> **Recorded data**
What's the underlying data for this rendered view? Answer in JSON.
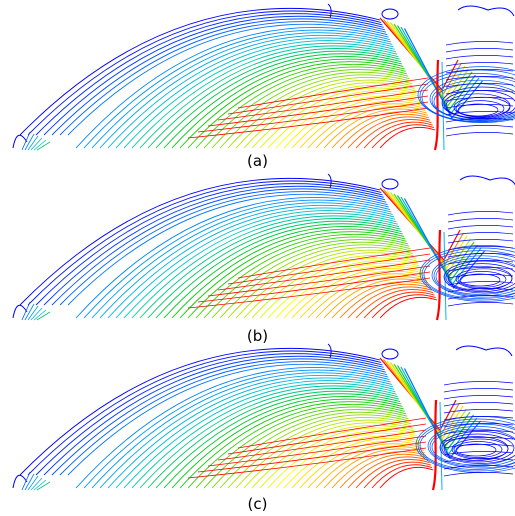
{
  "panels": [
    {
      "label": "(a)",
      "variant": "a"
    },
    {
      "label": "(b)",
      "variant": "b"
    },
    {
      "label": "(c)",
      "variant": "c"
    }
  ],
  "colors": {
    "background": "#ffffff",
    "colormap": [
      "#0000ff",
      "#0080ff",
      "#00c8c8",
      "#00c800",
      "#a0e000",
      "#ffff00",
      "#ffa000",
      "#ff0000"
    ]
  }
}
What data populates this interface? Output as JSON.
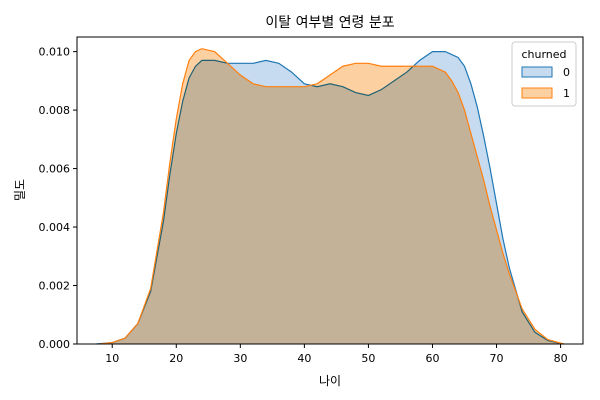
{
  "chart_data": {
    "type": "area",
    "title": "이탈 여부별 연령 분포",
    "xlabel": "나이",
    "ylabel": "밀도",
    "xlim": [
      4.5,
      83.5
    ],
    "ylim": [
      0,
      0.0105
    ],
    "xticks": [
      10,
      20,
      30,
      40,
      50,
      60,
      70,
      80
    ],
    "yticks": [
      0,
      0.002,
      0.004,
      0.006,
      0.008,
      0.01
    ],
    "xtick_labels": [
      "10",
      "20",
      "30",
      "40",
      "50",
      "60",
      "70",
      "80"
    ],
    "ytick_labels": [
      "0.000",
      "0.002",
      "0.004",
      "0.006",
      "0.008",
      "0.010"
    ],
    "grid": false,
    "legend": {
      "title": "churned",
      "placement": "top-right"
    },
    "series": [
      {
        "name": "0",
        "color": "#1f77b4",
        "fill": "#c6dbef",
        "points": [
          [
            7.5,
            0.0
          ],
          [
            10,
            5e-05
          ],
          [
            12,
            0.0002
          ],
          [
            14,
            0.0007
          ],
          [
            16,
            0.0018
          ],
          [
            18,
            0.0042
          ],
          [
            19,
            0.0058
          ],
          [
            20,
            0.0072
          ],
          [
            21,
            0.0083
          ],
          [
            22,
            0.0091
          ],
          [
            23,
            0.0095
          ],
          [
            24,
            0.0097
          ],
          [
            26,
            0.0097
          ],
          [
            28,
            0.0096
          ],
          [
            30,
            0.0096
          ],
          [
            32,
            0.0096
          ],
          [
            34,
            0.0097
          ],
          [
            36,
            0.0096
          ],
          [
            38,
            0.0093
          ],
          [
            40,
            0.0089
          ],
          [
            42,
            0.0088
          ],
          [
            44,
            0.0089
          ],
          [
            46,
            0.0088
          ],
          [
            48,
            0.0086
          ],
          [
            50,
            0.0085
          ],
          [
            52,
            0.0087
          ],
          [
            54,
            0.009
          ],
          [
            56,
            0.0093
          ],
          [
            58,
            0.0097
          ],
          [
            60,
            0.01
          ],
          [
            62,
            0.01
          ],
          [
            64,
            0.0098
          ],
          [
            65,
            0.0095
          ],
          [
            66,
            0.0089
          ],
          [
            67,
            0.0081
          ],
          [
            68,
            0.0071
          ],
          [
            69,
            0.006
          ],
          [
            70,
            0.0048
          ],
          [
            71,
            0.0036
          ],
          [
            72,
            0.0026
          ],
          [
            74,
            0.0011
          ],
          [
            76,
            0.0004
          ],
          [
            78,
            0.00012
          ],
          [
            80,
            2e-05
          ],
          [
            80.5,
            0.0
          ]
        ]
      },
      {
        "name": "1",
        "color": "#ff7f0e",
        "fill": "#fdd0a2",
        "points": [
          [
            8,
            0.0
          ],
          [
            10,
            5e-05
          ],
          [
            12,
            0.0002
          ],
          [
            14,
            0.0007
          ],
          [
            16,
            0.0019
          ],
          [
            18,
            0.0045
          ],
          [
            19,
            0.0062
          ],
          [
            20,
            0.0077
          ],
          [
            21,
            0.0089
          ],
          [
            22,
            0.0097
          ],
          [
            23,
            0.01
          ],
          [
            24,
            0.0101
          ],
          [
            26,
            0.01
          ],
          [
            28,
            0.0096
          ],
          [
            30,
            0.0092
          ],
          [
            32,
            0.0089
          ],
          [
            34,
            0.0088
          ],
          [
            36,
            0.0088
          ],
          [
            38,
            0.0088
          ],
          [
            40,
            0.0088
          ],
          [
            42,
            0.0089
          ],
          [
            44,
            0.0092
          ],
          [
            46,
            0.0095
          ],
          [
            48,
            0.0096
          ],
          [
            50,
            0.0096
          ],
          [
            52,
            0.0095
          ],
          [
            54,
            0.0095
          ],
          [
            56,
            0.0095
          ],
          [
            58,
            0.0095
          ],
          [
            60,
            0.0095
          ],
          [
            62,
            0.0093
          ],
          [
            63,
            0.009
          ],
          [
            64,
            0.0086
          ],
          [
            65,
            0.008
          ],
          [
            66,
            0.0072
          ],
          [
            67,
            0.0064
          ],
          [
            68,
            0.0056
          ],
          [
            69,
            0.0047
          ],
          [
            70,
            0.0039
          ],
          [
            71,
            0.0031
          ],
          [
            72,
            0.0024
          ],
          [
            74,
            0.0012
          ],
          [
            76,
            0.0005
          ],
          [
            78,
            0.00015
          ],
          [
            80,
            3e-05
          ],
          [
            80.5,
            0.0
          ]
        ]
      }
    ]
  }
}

---

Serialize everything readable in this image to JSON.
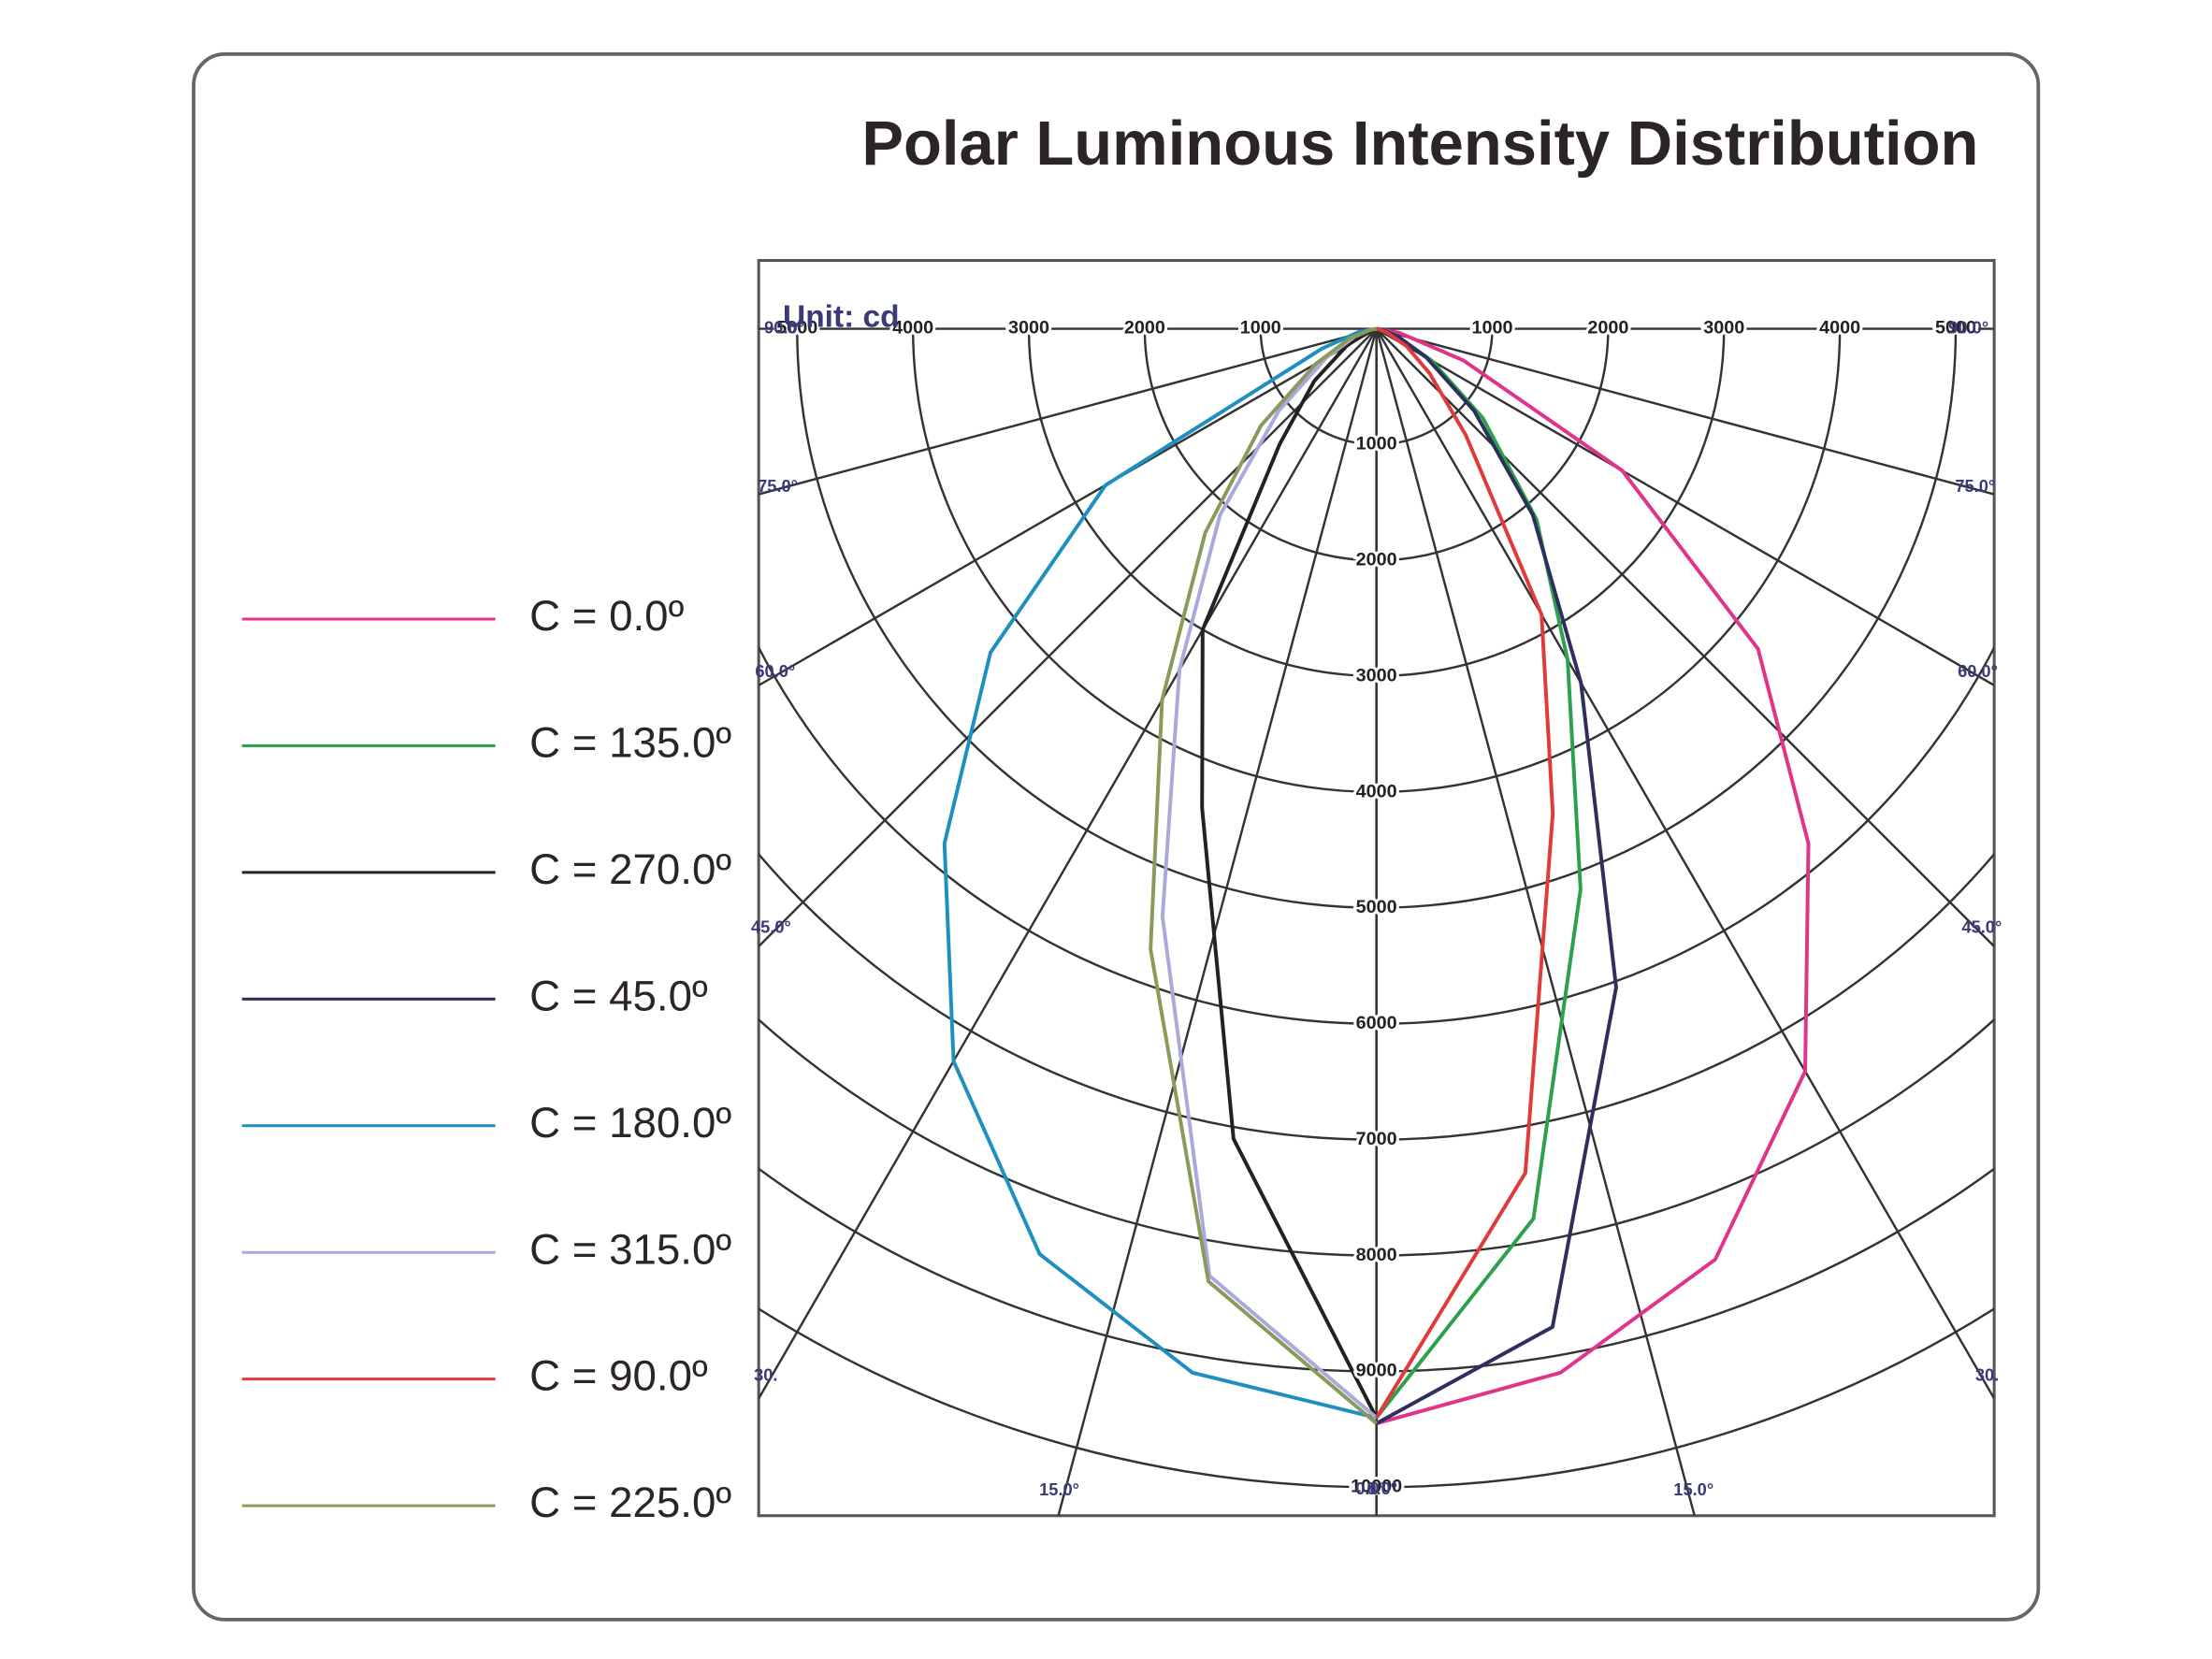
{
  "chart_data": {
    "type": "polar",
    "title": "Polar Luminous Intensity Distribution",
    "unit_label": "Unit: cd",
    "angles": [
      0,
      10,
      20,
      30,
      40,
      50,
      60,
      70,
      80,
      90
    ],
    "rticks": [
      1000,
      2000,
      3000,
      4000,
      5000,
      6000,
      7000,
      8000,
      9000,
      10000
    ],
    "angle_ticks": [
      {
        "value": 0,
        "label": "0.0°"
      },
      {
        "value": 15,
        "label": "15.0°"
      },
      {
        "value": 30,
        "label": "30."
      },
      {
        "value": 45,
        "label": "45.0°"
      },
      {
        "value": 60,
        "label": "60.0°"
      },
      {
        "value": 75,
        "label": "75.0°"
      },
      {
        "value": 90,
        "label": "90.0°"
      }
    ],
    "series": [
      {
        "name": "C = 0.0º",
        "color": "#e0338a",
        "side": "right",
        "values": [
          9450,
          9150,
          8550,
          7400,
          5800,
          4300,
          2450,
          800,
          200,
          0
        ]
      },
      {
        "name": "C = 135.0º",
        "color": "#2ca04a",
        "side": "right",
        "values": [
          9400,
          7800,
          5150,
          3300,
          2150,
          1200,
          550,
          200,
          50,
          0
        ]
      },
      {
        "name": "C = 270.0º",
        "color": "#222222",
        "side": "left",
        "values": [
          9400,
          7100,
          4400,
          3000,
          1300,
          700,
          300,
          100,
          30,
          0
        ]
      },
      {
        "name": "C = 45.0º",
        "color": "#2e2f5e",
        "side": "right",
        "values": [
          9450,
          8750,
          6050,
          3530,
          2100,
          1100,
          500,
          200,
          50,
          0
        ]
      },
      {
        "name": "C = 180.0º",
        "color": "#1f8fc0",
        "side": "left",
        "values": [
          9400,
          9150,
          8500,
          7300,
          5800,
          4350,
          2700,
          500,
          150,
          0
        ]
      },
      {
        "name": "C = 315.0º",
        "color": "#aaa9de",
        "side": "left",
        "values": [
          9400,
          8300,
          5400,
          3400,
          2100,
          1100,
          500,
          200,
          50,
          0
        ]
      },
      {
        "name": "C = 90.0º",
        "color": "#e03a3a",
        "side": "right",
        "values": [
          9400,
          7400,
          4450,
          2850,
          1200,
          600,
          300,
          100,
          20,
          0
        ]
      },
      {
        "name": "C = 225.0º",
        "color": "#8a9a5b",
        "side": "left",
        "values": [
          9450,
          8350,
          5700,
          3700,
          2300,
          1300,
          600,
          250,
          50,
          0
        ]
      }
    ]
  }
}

> **Exercise task**
From the material given, work out how many lines hold the string "What"; state that number and nothing further.

> **Answer to the task**
2